▸ Goal
Reproduce the records word for word, from their first line through the line holding "x-tick-label: 2011 (205, 125, 212, 129)", with both ends included.

▸ Records to process
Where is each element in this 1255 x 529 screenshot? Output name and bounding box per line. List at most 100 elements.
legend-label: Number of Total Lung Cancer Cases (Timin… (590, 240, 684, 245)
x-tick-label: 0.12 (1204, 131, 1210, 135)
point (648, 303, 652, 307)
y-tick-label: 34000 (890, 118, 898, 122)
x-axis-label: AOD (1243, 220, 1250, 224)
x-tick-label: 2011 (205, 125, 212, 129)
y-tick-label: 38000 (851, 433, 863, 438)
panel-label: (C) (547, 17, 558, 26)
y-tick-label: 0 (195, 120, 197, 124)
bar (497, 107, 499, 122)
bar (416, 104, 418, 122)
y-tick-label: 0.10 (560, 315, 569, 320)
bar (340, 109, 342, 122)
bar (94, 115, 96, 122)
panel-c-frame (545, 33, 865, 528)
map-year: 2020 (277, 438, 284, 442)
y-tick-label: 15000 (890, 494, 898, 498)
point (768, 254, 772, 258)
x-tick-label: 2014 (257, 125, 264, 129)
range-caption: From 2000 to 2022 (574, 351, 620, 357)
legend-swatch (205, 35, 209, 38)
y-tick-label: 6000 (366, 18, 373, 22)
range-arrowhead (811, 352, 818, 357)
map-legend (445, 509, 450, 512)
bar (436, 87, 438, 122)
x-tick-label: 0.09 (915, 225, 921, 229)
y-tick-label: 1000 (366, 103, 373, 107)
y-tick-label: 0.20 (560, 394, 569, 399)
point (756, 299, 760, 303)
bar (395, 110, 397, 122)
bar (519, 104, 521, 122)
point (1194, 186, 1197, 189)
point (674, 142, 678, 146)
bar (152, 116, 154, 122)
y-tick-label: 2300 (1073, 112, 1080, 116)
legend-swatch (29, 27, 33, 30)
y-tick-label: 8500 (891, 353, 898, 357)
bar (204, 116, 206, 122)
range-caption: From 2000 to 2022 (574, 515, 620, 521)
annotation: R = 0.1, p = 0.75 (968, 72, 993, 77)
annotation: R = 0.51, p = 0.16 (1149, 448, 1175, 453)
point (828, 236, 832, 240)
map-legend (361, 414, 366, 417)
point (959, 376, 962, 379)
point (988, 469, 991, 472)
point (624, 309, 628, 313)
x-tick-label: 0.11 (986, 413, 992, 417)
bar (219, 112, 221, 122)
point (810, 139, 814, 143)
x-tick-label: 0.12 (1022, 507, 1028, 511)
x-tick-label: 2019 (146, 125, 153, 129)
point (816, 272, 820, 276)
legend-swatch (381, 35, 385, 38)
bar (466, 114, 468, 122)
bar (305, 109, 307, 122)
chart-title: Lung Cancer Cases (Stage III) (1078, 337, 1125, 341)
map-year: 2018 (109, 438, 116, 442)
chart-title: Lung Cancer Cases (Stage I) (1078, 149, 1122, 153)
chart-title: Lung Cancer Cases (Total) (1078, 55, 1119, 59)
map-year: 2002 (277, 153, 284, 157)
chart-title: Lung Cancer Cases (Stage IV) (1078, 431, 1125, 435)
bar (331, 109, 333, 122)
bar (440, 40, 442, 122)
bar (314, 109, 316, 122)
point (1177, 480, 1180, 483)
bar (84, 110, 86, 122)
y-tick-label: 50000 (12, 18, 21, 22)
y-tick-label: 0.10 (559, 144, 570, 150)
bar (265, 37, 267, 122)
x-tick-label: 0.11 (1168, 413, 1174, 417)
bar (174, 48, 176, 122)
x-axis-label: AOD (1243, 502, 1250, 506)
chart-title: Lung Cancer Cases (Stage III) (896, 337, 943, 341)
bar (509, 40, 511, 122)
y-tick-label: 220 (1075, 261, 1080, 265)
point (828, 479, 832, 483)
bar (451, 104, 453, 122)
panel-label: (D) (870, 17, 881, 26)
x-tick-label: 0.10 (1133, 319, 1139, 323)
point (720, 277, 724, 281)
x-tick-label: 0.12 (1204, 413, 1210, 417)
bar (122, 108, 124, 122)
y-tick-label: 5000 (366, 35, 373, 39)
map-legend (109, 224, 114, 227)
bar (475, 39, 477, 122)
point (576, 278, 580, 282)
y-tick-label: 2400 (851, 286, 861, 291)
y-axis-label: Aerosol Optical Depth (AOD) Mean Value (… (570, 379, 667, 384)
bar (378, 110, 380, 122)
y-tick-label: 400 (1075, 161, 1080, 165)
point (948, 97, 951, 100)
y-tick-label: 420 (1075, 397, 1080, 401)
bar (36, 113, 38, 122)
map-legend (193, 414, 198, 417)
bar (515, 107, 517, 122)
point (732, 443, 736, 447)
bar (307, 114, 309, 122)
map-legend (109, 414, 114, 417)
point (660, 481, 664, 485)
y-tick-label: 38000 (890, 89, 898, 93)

▸ Task result
Where is each element in this 1255 x 529 screenshot? Output name and bounding box per line. List at most 100 elements.
legend-label: Number of Total Lung Cancer Cases (Timin… (590, 240, 684, 245)
x-tick-label: 0.12 (1204, 131, 1210, 135)
point (648, 303, 652, 307)
y-tick-label: 34000 (890, 118, 898, 122)
x-axis-label: AOD (1243, 220, 1250, 224)
x-tick-label: 2011 (205, 125, 212, 129)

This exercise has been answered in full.